What is asked – Repeat the records in full and exactly, omitting pictures.

Figure data in JSON:
___

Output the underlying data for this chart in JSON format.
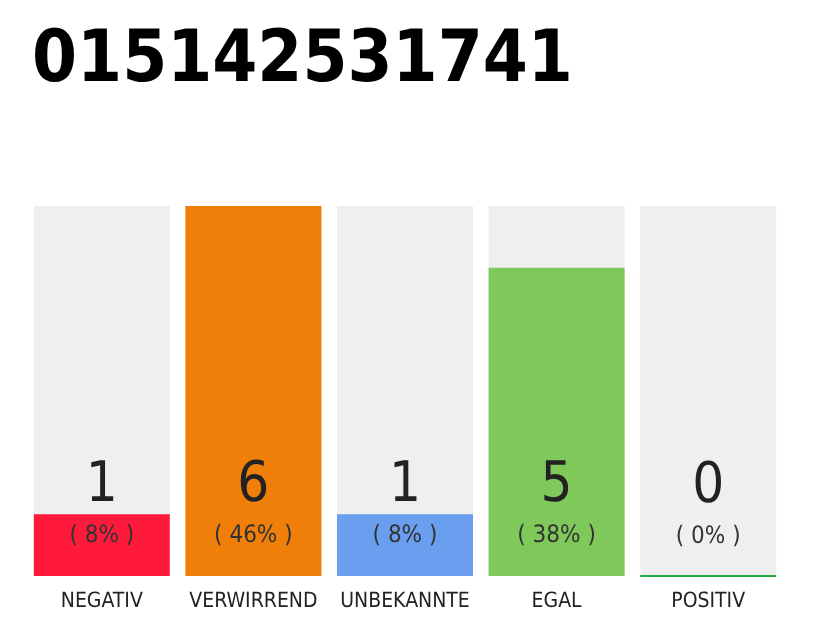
{
  "chart_data": {
    "type": "bar",
    "title": "015142531741",
    "categories": [
      "NEGATIV",
      "VERWIRREND",
      "UNBEKANNTE",
      "EGAL",
      "POSITIV"
    ],
    "values": [
      1,
      6,
      1,
      5,
      0
    ],
    "colors": [
      "#ff1a3c",
      "#f07f0a",
      "#6a9ff0",
      "#7ec95a",
      "#22a84a"
    ],
    "value_labels": [
      "1\n( 8% )",
      "6\n( 46% )",
      "1\n( 8% )",
      "5\n( 38% )",
      "0\n( 0% )"
    ],
    "ylim": [
      0,
      6
    ]
  }
}
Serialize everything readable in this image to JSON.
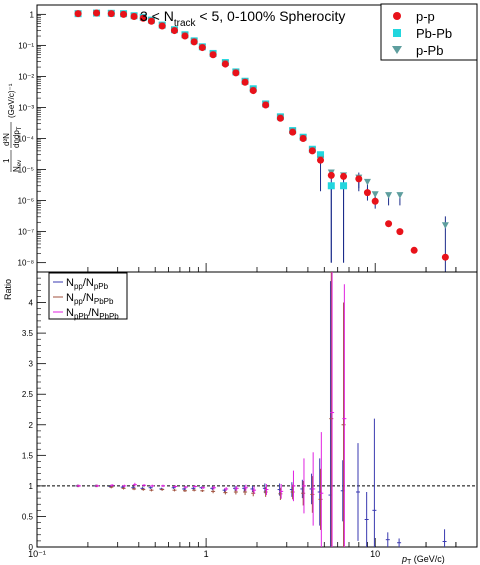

___

Reply –
Output the underlying data for this chart in JSON format.
{
  "chart_data": {
    "type": "bar",
    "title": "015142531741",
    "categories": [
      "NEGATIV",
      "VERWIRREND",
      "UNBEKANNTE",
      "EGAL",
      "POSITIV"
    ],
    "values": [
      1,
      6,
      1,
      5,
      0
    ],
    "colors": [
      "#ff1a3c",
      "#f07f0a",
      "#6a9ff0",
      "#7ec95a",
      "#22a84a"
    ],
    "value_labels": [
      "1\n( 8% )",
      "6\n( 46% )",
      "1\n( 8% )",
      "5\n( 38% )",
      "0\n( 0% )"
    ],
    "ylim": [
      0,
      6
    ]
  }
}
Serialize everything readable in this image to JSON.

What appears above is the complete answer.